[Figure record listings]

__________

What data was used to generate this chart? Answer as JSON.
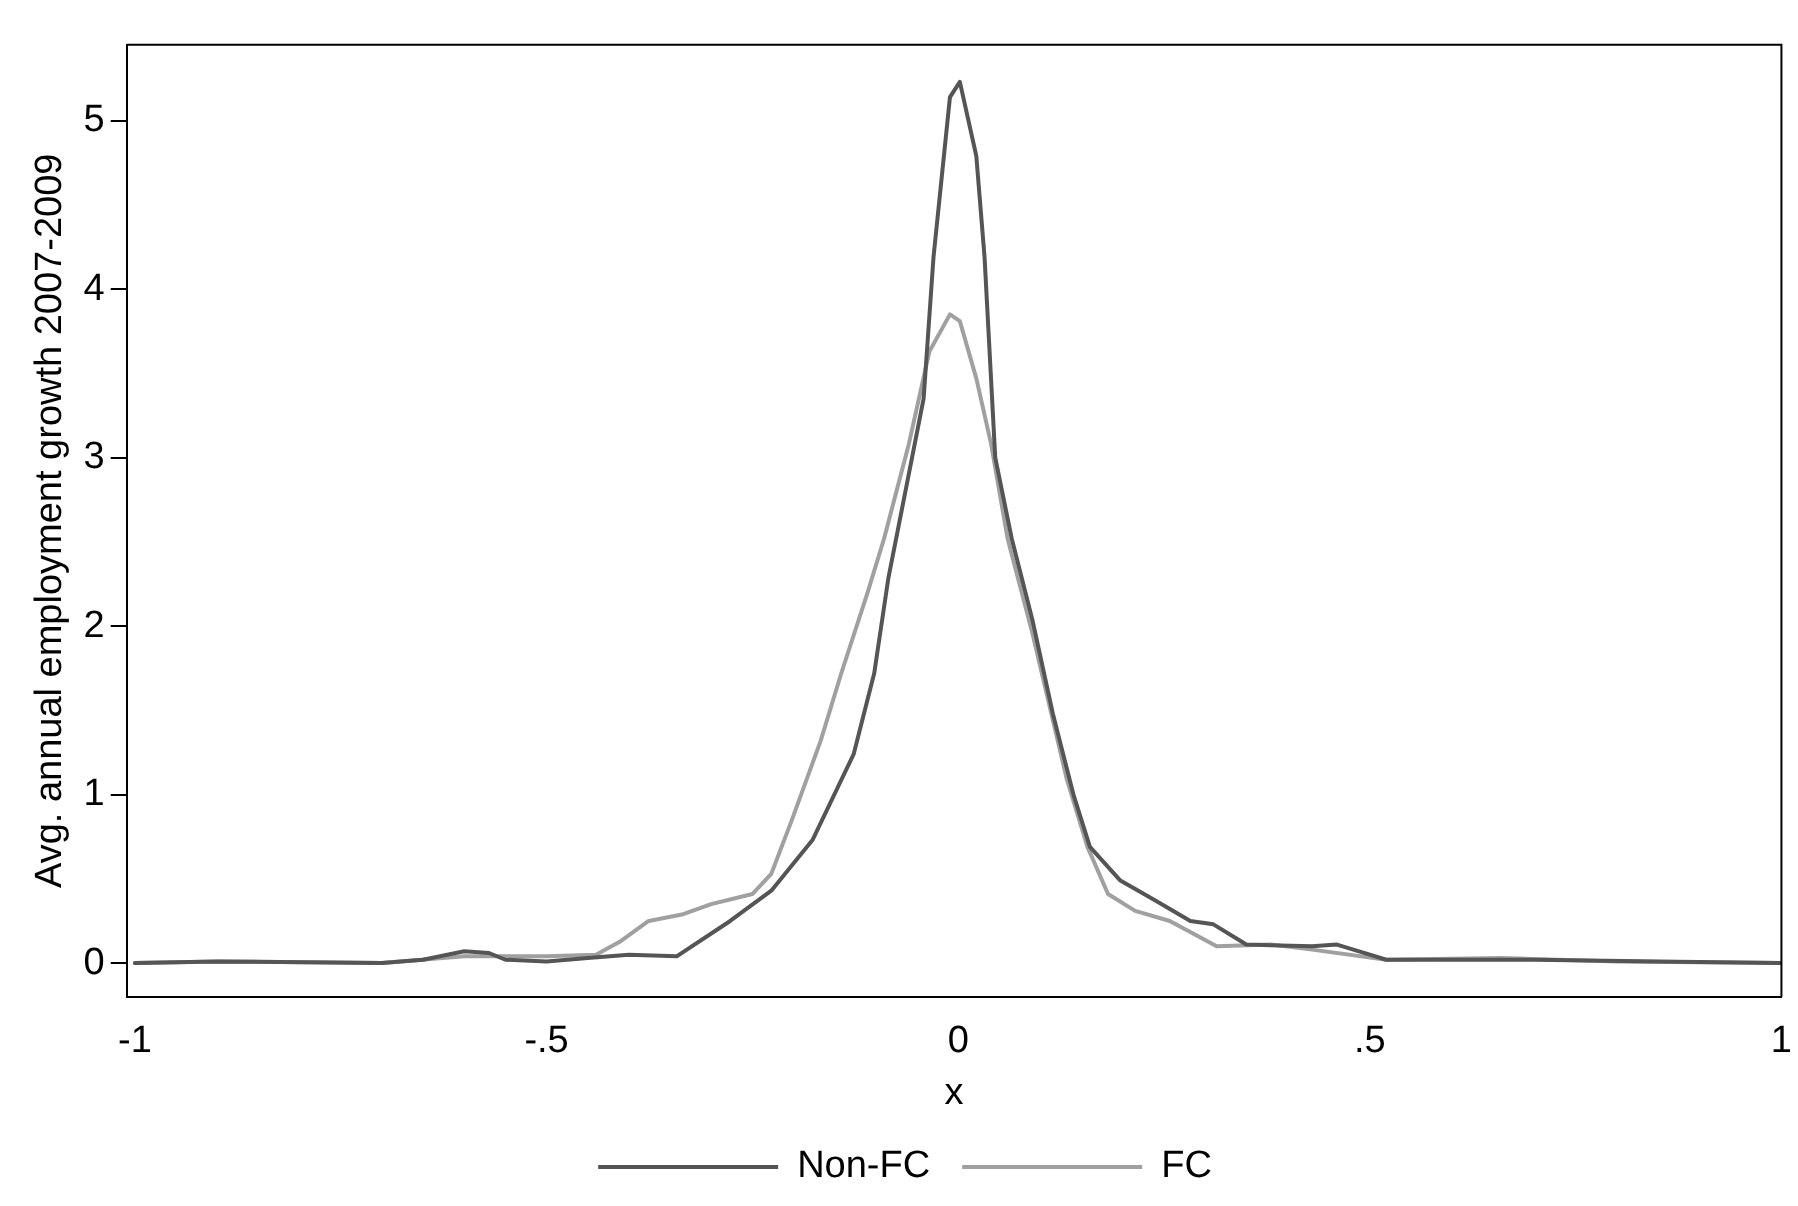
{
  "chart_data": {
    "type": "line",
    "xlabel": "x",
    "ylabel": "Avg. annual employment growth 2007-2009",
    "xlim": [
      -1.01,
      1
    ],
    "ylim": [
      -0.2,
      5.45
    ],
    "xticks": [
      -1,
      {
        "value": -0.5,
        "label": "-.5"
      },
      0,
      {
        "value": 0.5,
        "label": ".5"
      },
      1
    ],
    "yticks": [
      0,
      1,
      2,
      3,
      4,
      5
    ],
    "grid": false,
    "legend": "bottom",
    "marker": "none",
    "line_style": "solid",
    "series": [
      {
        "name": "Non-FC",
        "color": "#555555",
        "x": [
          -1,
          -0.9,
          -0.7,
          -0.65,
          -0.6,
          -0.57,
          -0.55,
          -0.5,
          -0.45,
          -0.4,
          -0.342,
          -0.277,
          -0.227,
          -0.177,
          -0.127,
          -0.102,
          -0.085,
          -0.042,
          -0.03,
          -0.01,
          0.002,
          0.022,
          0.032,
          0.045,
          0.065,
          0.09,
          0.115,
          0.14,
          0.16,
          0.197,
          0.24,
          0.282,
          0.31,
          0.35,
          0.43,
          0.46,
          0.5,
          0.52,
          0.7,
          0.85,
          1
        ],
        "values": [
          0,
          0.01,
          0,
          0.02,
          0.07,
          0.06,
          0.02,
          0.01,
          0.03,
          0.05,
          0.04,
          0.25,
          0.43,
          0.73,
          1.24,
          1.72,
          2.28,
          3.35,
          4.19,
          5.14,
          5.23,
          4.79,
          4.19,
          3.0,
          2.52,
          2.04,
          1.48,
          1.0,
          0.69,
          0.49,
          0.37,
          0.25,
          0.23,
          0.11,
          0.1,
          0.11,
          0.05,
          0.02,
          0.02,
          0.01,
          0
        ]
      },
      {
        "name": "FC",
        "color": "#a0a0a0",
        "x": [
          -1,
          -0.9,
          -0.7,
          -0.6,
          -0.5,
          -0.44,
          -0.41,
          -0.376,
          -0.334,
          -0.3,
          -0.25,
          -0.227,
          -0.202,
          -0.167,
          -0.142,
          -0.11,
          -0.09,
          -0.06,
          -0.035,
          -0.01,
          0.002,
          0.022,
          0.04,
          0.06,
          0.09,
          0.132,
          0.157,
          0.182,
          0.215,
          0.257,
          0.314,
          0.38,
          0.43,
          0.52,
          0.66,
          0.8,
          1
        ],
        "values": [
          0,
          0.01,
          0,
          0.04,
          0.04,
          0.05,
          0.13,
          0.25,
          0.29,
          0.35,
          0.41,
          0.53,
          0.85,
          1.32,
          1.72,
          2.2,
          2.52,
          3.08,
          3.63,
          3.85,
          3.81,
          3.47,
          3.08,
          2.52,
          1.96,
          1.09,
          0.69,
          0.41,
          0.31,
          0.25,
          0.1,
          0.11,
          0.08,
          0.02,
          0.03,
          0.01,
          0
        ]
      }
    ]
  }
}
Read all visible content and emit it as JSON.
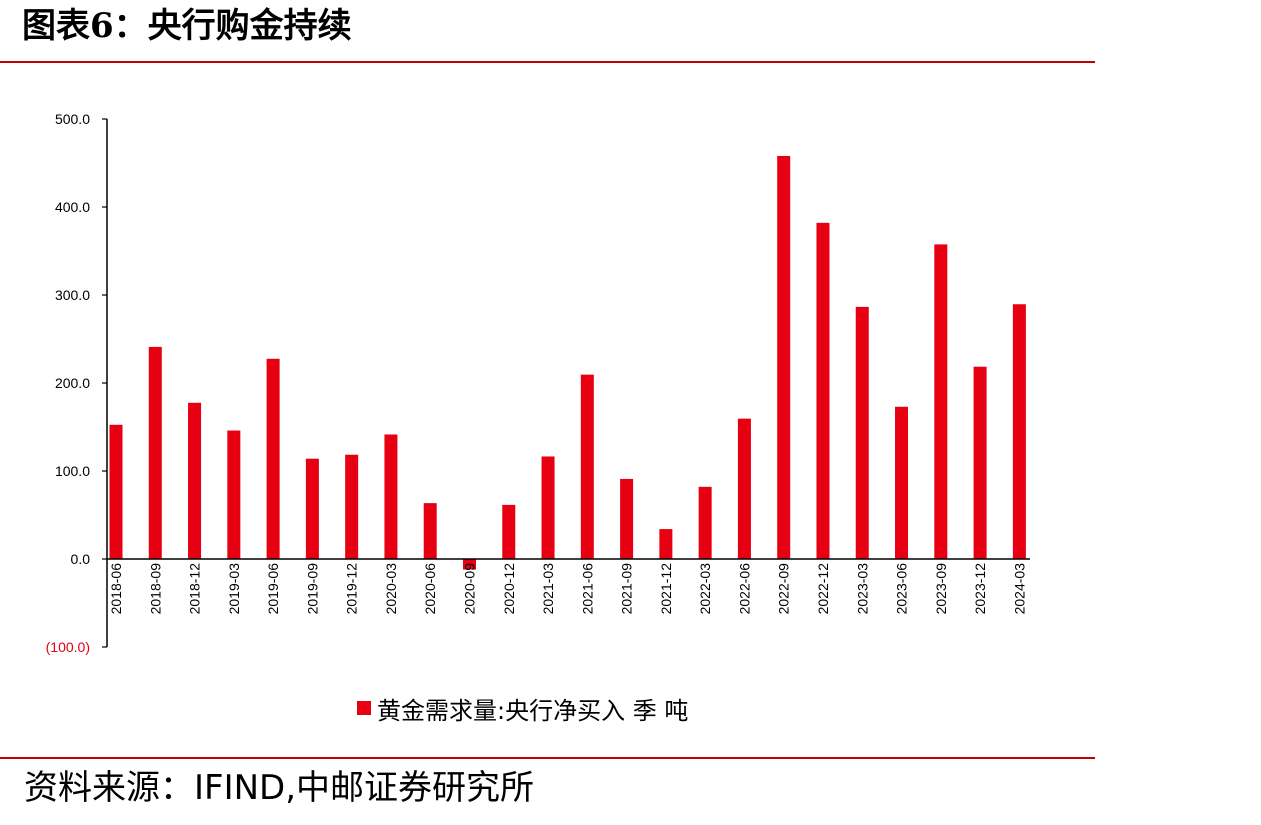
{
  "title": "图表6：央行购金持续",
  "source": "资料来源：IFIND,中邮证券研究所",
  "colors": {
    "bar": "#e60012",
    "rule": "#c00000",
    "negative_label": "#e60012"
  },
  "chart_data": {
    "type": "bar",
    "categories": [
      "2018-06",
      "2018-09",
      "2018-12",
      "2019-03",
      "2019-06",
      "2019-09",
      "2019-12",
      "2020-03",
      "2020-06",
      "2020-09",
      "2020-12",
      "2021-03",
      "2021-06",
      "2021-09",
      "2021-12",
      "2022-03",
      "2022-06",
      "2022-09",
      "2022-12",
      "2023-03",
      "2023-06",
      "2023-09",
      "2023-12",
      "2024-03"
    ],
    "series": [
      {
        "name": "黄金需求量:央行净买入 季 吨",
        "values": [
          152.5,
          241.0,
          177.5,
          146.0,
          227.5,
          114.0,
          118.5,
          141.5,
          63.5,
          -12.0,
          61.5,
          116.5,
          209.5,
          91.0,
          34.0,
          82.0,
          159.5,
          458.0,
          382.0,
          286.5,
          173.0,
          357.5,
          218.5,
          289.5
        ]
      }
    ],
    "ylim": [
      -100,
      500
    ],
    "yticks": [
      -100,
      0,
      100,
      200,
      300,
      400,
      500
    ],
    "ytick_labels": [
      "(100.0)",
      "0.0",
      "100.0",
      "200.0",
      "300.0",
      "400.0",
      "500.0"
    ],
    "xlabel": "",
    "ylabel": "",
    "grid": false,
    "legend_position": "bottom"
  }
}
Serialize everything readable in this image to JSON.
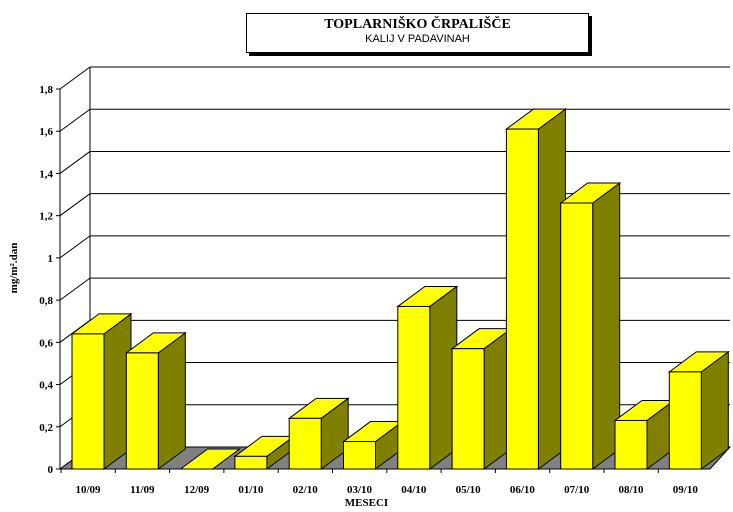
{
  "chart_data": {
    "type": "bar",
    "title": "TOPLARNIŠKO ČRPALIŠČE",
    "subtitle": "KALIJ V PADAVINAH",
    "ylabel": "mg/m².dan",
    "xlabel": "MESECI",
    "categories": [
      "10/09",
      "11/09",
      "12/09",
      "01/10",
      "02/10",
      "03/10",
      "04/10",
      "05/10",
      "06/10",
      "07/10",
      "08/10",
      "09/10"
    ],
    "values": [
      0.64,
      0.55,
      0.0,
      0.06,
      0.24,
      0.13,
      0.77,
      0.57,
      1.61,
      1.26,
      0.23,
      0.46
    ],
    "ylim": [
      0,
      1.8
    ],
    "yticks": [
      "0",
      "0,2",
      "0,4",
      "0,6",
      "0,8",
      "1",
      "1,2",
      "1,4",
      "1,6",
      "1,8"
    ],
    "grid": true,
    "colors": {
      "bar_front": "#ffff00",
      "bar_side": "#808000",
      "floor": "#808080"
    }
  }
}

__________

[DIRECTION]
Copy every line above that holds the word "this".

[EXERCISE SOLUTION]
What data was used to generate this chart? Answer as JSON.
Serialize everything readable in this image to JSON.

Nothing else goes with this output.